## start
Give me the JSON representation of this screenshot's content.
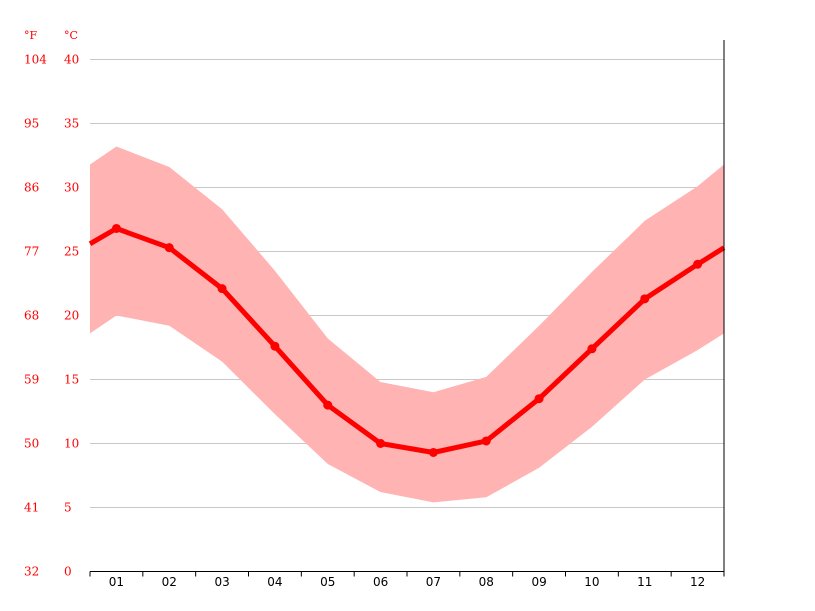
{
  "chart_data": {
    "type": "line",
    "title": "",
    "xlabel": "",
    "ylabel": "",
    "units": {
      "fahrenheit": "°F",
      "celsius": "°C"
    },
    "categories": [
      "01",
      "02",
      "03",
      "04",
      "05",
      "06",
      "07",
      "08",
      "09",
      "10",
      "11",
      "12"
    ],
    "ylim_celsius": [
      0,
      40
    ],
    "y_ticks_celsius": [
      "0",
      "5",
      "10",
      "15",
      "20",
      "25",
      "30",
      "35",
      "40"
    ],
    "y_ticks_fahrenheit": [
      "32",
      "41",
      "50",
      "59",
      "68",
      "77",
      "86",
      "95",
      "104"
    ],
    "grid": true,
    "series": [
      {
        "role": "mean",
        "values": [
          26.8,
          25.3,
          22.1,
          17.6,
          13.0,
          10.0,
          9.3,
          10.2,
          13.5,
          17.4,
          21.3,
          24.0
        ]
      },
      {
        "role": "max",
        "values": [
          33.2,
          31.6,
          28.3,
          23.5,
          18.2,
          14.8,
          14.0,
          15.2,
          19.2,
          23.4,
          27.4,
          30.1
        ]
      },
      {
        "role": "min",
        "values": [
          20.0,
          19.2,
          16.4,
          12.3,
          8.4,
          6.2,
          5.4,
          5.8,
          8.1,
          11.3,
          15.0,
          17.3
        ]
      }
    ],
    "edge_values": {
      "mean": [
        25.6,
        25.3
      ],
      "max": [
        31.8,
        31.8
      ],
      "min": [
        18.6,
        18.6
      ]
    },
    "colors": {
      "line": "#ff0000",
      "band": "#ffb3b3",
      "grid": "#c8c8c8",
      "axis": "#000000"
    }
  }
}
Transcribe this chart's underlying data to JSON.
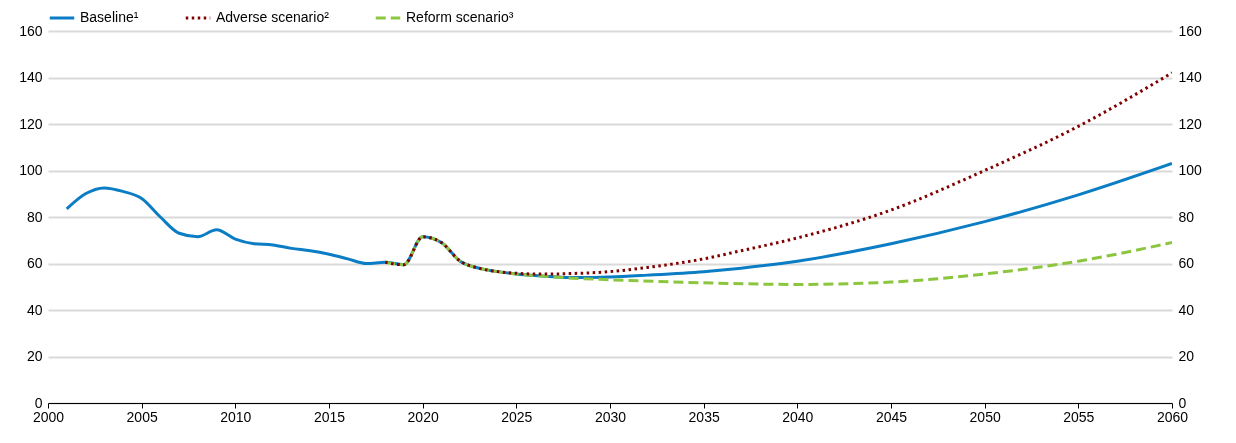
{
  "chart_data": {
    "type": "line",
    "xlim": [
      2000,
      2060
    ],
    "xticks": [
      2000,
      2005,
      2010,
      2015,
      2020,
      2025,
      2030,
      2035,
      2040,
      2045,
      2050,
      2055,
      2060
    ],
    "ylim": [
      0,
      160
    ],
    "yticks": [
      0,
      20,
      40,
      60,
      80,
      100,
      120,
      140,
      160
    ],
    "y2lim": [
      0,
      160
    ],
    "y2ticks": [
      0,
      20,
      40,
      60,
      80,
      100,
      120,
      140,
      160
    ],
    "grid": "y",
    "legend": "top",
    "series": [
      {
        "name": "Baseline¹",
        "color": "#0b7dc4",
        "line_style": "solid",
        "x": [
          2001,
          2002,
          2003,
          2004,
          2005,
          2006,
          2007,
          2008,
          2009,
          2010,
          2011,
          2012,
          2013,
          2014,
          2015,
          2016,
          2017,
          2018,
          2019,
          2020,
          2021,
          2022,
          2023,
          2024,
          2025,
          2026,
          2027,
          2028,
          2029,
          2030,
          2032,
          2035,
          2037,
          2040,
          2045,
          2050,
          2055,
          2060
        ],
        "values": [
          83.5,
          90,
          92.5,
          91,
          88,
          80,
          73,
          71.5,
          74.5,
          70.5,
          68.5,
          68,
          66.5,
          65.5,
          64,
          62,
          60,
          60.5,
          59.5,
          71.5,
          69,
          61,
          58,
          56.5,
          55.5,
          54.8,
          54.3,
          54,
          54,
          54.2,
          55,
          56.5,
          58,
          61,
          68.5,
          78,
          89.5,
          103
        ]
      },
      {
        "name": "Adverse scenario²",
        "color": "#800000",
        "line_style": "dotted",
        "x": [
          2018,
          2019,
          2020,
          2021,
          2022,
          2023,
          2024,
          2025,
          2026,
          2027,
          2028,
          2030,
          2032,
          2035,
          2037,
          2040,
          2045,
          2050,
          2055,
          2060
        ],
        "values": [
          60.5,
          59.5,
          71.5,
          69,
          61,
          58,
          56.5,
          55.8,
          55.5,
          55.5,
          55.7,
          56.5,
          58.3,
          62,
          65.5,
          71,
          83,
          100,
          119,
          142
        ]
      },
      {
        "name": "Reform scenario³",
        "color": "#8cc63f",
        "line_style": "dashed",
        "x": [
          2018,
          2019,
          2020,
          2021,
          2022,
          2023,
          2024,
          2025,
          2026,
          2027,
          2028,
          2030,
          2035,
          2040,
          2045,
          2050,
          2055,
          2060
        ],
        "values": [
          60.5,
          59.5,
          71.5,
          69,
          61,
          58,
          56.5,
          55.5,
          54.8,
          54.2,
          53.7,
          53,
          51.7,
          51,
          52,
          55.5,
          61,
          69
        ]
      }
    ]
  }
}
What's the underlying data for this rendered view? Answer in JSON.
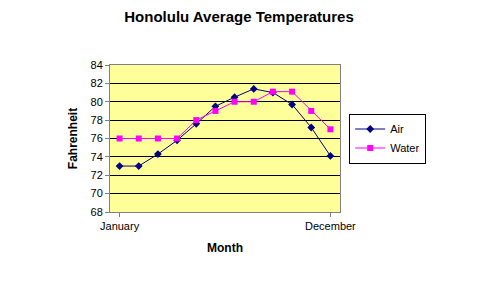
{
  "chart_data": {
    "type": "line",
    "title": "Honolulu Average Temperatures",
    "x_label": "Month",
    "y_label": "Fahrenheit",
    "categories": [
      "January",
      null,
      null,
      null,
      null,
      null,
      null,
      null,
      null,
      null,
      null,
      "December"
    ],
    "series": [
      {
        "name": "Air",
        "color": "#000080",
        "marker": "diamond",
        "values": [
          73,
          73,
          74.3,
          75.8,
          77.6,
          79.5,
          80.5,
          81.4,
          81,
          79.7,
          77.2,
          74.1
        ]
      },
      {
        "name": "Water",
        "color": "#ff00ff",
        "marker": "square",
        "values": [
          76,
          76,
          76,
          76,
          78,
          79,
          80,
          80,
          81.1,
          81.1,
          79,
          77
        ]
      }
    ],
    "ylim": [
      68,
      84
    ],
    "yticks": [
      68,
      70,
      72,
      74,
      76,
      78,
      80,
      82,
      84
    ],
    "grid": true,
    "legend": "right"
  }
}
## end
• _Your instructions_
All of the lines above should be printed exactly, minus the pictures.

• _Written reply_
Give me the JSON representation of this screenshot's content.
{
  "chart_data": {
    "type": "line",
    "title": "",
    "xlabel": "",
    "ylabel": "",
    "units": {
      "fahrenheit": "°F",
      "celsius": "°C"
    },
    "categories": [
      "01",
      "02",
      "03",
      "04",
      "05",
      "06",
      "07",
      "08",
      "09",
      "10",
      "11",
      "12"
    ],
    "ylim_celsius": [
      0,
      40
    ],
    "y_ticks_celsius": [
      "0",
      "5",
      "10",
      "15",
      "20",
      "25",
      "30",
      "35",
      "40"
    ],
    "y_ticks_fahrenheit": [
      "32",
      "41",
      "50",
      "59",
      "68",
      "77",
      "86",
      "95",
      "104"
    ],
    "grid": true,
    "series": [
      {
        "role": "mean",
        "values": [
          26.8,
          25.3,
          22.1,
          17.6,
          13.0,
          10.0,
          9.3,
          10.2,
          13.5,
          17.4,
          21.3,
          24.0
        ]
      },
      {
        "role": "max",
        "values": [
          33.2,
          31.6,
          28.3,
          23.5,
          18.2,
          14.8,
          14.0,
          15.2,
          19.2,
          23.4,
          27.4,
          30.1
        ]
      },
      {
        "role": "min",
        "values": [
          20.0,
          19.2,
          16.4,
          12.3,
          8.4,
          6.2,
          5.4,
          5.8,
          8.1,
          11.3,
          15.0,
          17.3
        ]
      }
    ],
    "edge_values": {
      "mean": [
        25.6,
        25.3
      ],
      "max": [
        31.8,
        31.8
      ],
      "min": [
        18.6,
        18.6
      ]
    },
    "colors": {
      "line": "#ff0000",
      "band": "#ffb3b3",
      "grid": "#c8c8c8",
      "axis": "#000000"
    }
  }
}
Transcribe this chart's underlying data to JSON.
{
  "chart_data": {
    "type": "line",
    "xlim": [
      2000,
      2060
    ],
    "xticks": [
      2000,
      2005,
      2010,
      2015,
      2020,
      2025,
      2030,
      2035,
      2040,
      2045,
      2050,
      2055,
      2060
    ],
    "ylim": [
      0,
      160
    ],
    "yticks": [
      0,
      20,
      40,
      60,
      80,
      100,
      120,
      140,
      160
    ],
    "y2lim": [
      0,
      160
    ],
    "y2ticks": [
      0,
      20,
      40,
      60,
      80,
      100,
      120,
      140,
      160
    ],
    "grid": "y",
    "legend": "top",
    "series": [
      {
        "name": "Baseline¹",
        "color": "#0b7dc4",
        "line_style": "solid",
        "x": [
          2001,
          2002,
          2003,
          2004,
          2005,
          2006,
          2007,
          2008,
          2009,
          2010,
          2011,
          2012,
          2013,
          2014,
          2015,
          2016,
          2017,
          2018,
          2019,
          2020,
          2021,
          2022,
          2023,
          2024,
          2025,
          2026,
          2027,
          2028,
          2029,
          2030,
          2032,
          2035,
          2037,
          2040,
          2045,
          2050,
          2055,
          2060
        ],
        "values": [
          83.5,
          90,
          92.5,
          91,
          88,
          80,
          73,
          71.5,
          74.5,
          70.5,
          68.5,
          68,
          66.5,
          65.5,
          64,
          62,
          60,
          60.5,
          59.5,
          71.5,
          69,
          61,
          58,
          56.5,
          55.5,
          54.8,
          54.3,
          54,
          54,
          54.2,
          55,
          56.5,
          58,
          61,
          68.5,
          78,
          89.5,
          103
        ]
      },
      {
        "name": "Adverse scenario²",
        "color": "#800000",
        "line_style": "dotted",
        "x": [
          2018,
          2019,
          2020,
          2021,
          2022,
          2023,
          2024,
          2025,
          2026,
          2027,
          2028,
          2030,
          2032,
          2035,
          2037,
          2040,
          2045,
          2050,
          2055,
          2060
        ],
        "values": [
          60.5,
          59.5,
          71.5,
          69,
          61,
          58,
          56.5,
          55.8,
          55.5,
          55.5,
          55.7,
          56.5,
          58.3,
          62,
          65.5,
          71,
          83,
          100,
          119,
          142
        ]
      },
      {
        "name": "Reform scenario³",
        "color": "#8cc63f",
        "line_style": "dashed",
        "x": [
          2018,
          2019,
          2020,
          2021,
          2022,
          2023,
          2024,
          2025,
          2026,
          2027,
          2028,
          2030,
          2035,
          2040,
          2045,
          2050,
          2055,
          2060
        ],
        "values": [
          60.5,
          59.5,
          71.5,
          69,
          61,
          58,
          56.5,
          55.5,
          54.8,
          54.2,
          53.7,
          53,
          51.7,
          51,
          52,
          55.5,
          61,
          69
        ]
      }
    ]
  }
}
What's the underlying data for this rendered view? Answer in JSON.
{
  "chart_data": {
    "type": "line",
    "title": "Honolulu Average Temperatures",
    "x_label": "Month",
    "y_label": "Fahrenheit",
    "categories": [
      "January",
      null,
      null,
      null,
      null,
      null,
      null,
      null,
      null,
      null,
      null,
      "December"
    ],
    "series": [
      {
        "name": "Air",
        "color": "#000080",
        "marker": "diamond",
        "values": [
          73,
          73,
          74.3,
          75.8,
          77.6,
          79.5,
          80.5,
          81.4,
          81,
          79.7,
          77.2,
          74.1
        ]
      },
      {
        "name": "Water",
        "color": "#ff00ff",
        "marker": "square",
        "values": [
          76,
          76,
          76,
          76,
          78,
          79,
          80,
          80,
          81.1,
          81.1,
          79,
          77
        ]
      }
    ],
    "ylim": [
      68,
      84
    ],
    "yticks": [
      68,
      70,
      72,
      74,
      76,
      78,
      80,
      82,
      84
    ],
    "grid": true,
    "legend": "right"
  }
}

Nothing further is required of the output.